(Stored entries)
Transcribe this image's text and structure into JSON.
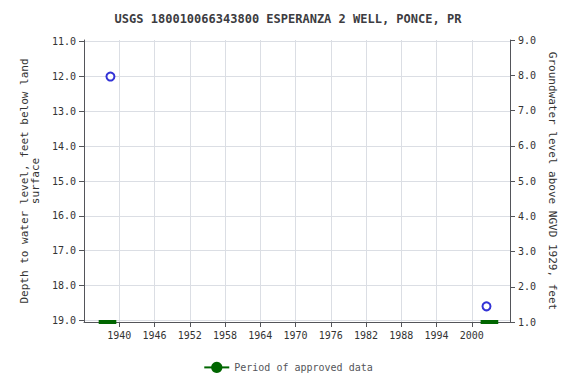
{
  "chart_data": {
    "type": "scatter",
    "title": "USGS 180010066343800 ESPERANZA 2 WELL, PONCE, PR",
    "ylabel": "Depth to water level, feet below land\nsurface",
    "y2label": "Groundwater level above NGVD 1929, feet",
    "xlim": [
      1934.0,
      2006.5
    ],
    "xticks": [
      1940,
      1946,
      1952,
      1958,
      1964,
      1970,
      1976,
      1982,
      1988,
      1994,
      2000
    ],
    "ylim": [
      19.05,
      10.95
    ],
    "yticks": [
      {
        "value": 11.0,
        "label": "11.0"
      },
      {
        "value": 12.0,
        "label": "12.0"
      },
      {
        "value": 13.0,
        "label": "13.0"
      },
      {
        "value": 14.0,
        "label": "14.0"
      },
      {
        "value": 15.0,
        "label": "15.0"
      },
      {
        "value": 16.0,
        "label": "16.0"
      },
      {
        "value": 17.0,
        "label": "17.0"
      },
      {
        "value": 18.0,
        "label": "18.0"
      },
      {
        "value": 19.0,
        "label": "19.0"
      }
    ],
    "y2lim": [
      1.0,
      9.0
    ],
    "y2ticks": [
      {
        "value": 1.0,
        "label": "1.0"
      },
      {
        "value": 2.0,
        "label": "2.0"
      },
      {
        "value": 3.0,
        "label": "3.0"
      },
      {
        "value": 4.0,
        "label": "4.0"
      },
      {
        "value": 5.0,
        "label": "5.0"
      },
      {
        "value": 6.0,
        "label": "6.0"
      },
      {
        "value": 7.0,
        "label": "7.0"
      },
      {
        "value": 8.0,
        "label": "8.0"
      },
      {
        "value": 9.0,
        "label": "9.0"
      }
    ],
    "grid": true,
    "legend": "bottom",
    "series": [
      {
        "type": "scatter",
        "marker": "emptyCircle",
        "color": "#0000cc",
        "x": [
          1938.5,
          2002.5
        ],
        "values": [
          12.0,
          18.6
        ]
      },
      {
        "name": "Period of approved data",
        "type": "line",
        "color": "#006600",
        "x": [
          1936.5,
          1939.5,
          null,
          2001.5,
          2004.5
        ],
        "values": [
          19.05,
          19.05,
          null,
          19.05,
          19.05
        ]
      }
    ]
  }
}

Exercise task
Give back each entry exactly as it appears, with no pictures.

Output below
Transcribe this image's text and structure into JSON.
{
  "chart_data": {
    "type": "scatter",
    "title": "USGS 180010066343800 ESPERANZA 2 WELL, PONCE, PR",
    "ylabel": "Depth to water level, feet below land\nsurface",
    "y2label": "Groundwater level above NGVD 1929, feet",
    "xlim": [
      1934.0,
      2006.5
    ],
    "xticks": [
      1940,
      1946,
      1952,
      1958,
      1964,
      1970,
      1976,
      1982,
      1988,
      1994,
      2000
    ],
    "ylim": [
      19.05,
      10.95
    ],
    "yticks": [
      {
        "value": 11.0,
        "label": "11.0"
      },
      {
        "value": 12.0,
        "label": "12.0"
      },
      {
        "value": 13.0,
        "label": "13.0"
      },
      {
        "value": 14.0,
        "label": "14.0"
      },
      {
        "value": 15.0,
        "label": "15.0"
      },
      {
        "value": 16.0,
        "label": "16.0"
      },
      {
        "value": 17.0,
        "label": "17.0"
      },
      {
        "value": 18.0,
        "label": "18.0"
      },
      {
        "value": 19.0,
        "label": "19.0"
      }
    ],
    "y2lim": [
      1.0,
      9.0
    ],
    "y2ticks": [
      {
        "value": 1.0,
        "label": "1.0"
      },
      {
        "value": 2.0,
        "label": "2.0"
      },
      {
        "value": 3.0,
        "label": "3.0"
      },
      {
        "value": 4.0,
        "label": "4.0"
      },
      {
        "value": 5.0,
        "label": "5.0"
      },
      {
        "value": 6.0,
        "label": "6.0"
      },
      {
        "value": 7.0,
        "label": "7.0"
      },
      {
        "value": 8.0,
        "label": "8.0"
      },
      {
        "value": 9.0,
        "label": "9.0"
      }
    ],
    "grid": true,
    "legend": "bottom",
    "series": [
      {
        "type": "scatter",
        "marker": "emptyCircle",
        "color": "#0000cc",
        "x": [
          1938.5,
          2002.5
        ],
        "values": [
          12.0,
          18.6
        ]
      },
      {
        "name": "Period of approved data",
        "type": "line",
        "color": "#006600",
        "x": [
          1936.5,
          1939.5,
          null,
          2001.5,
          2004.5
        ],
        "values": [
          19.05,
          19.05,
          null,
          19.05,
          19.05
        ]
      }
    ]
  }
}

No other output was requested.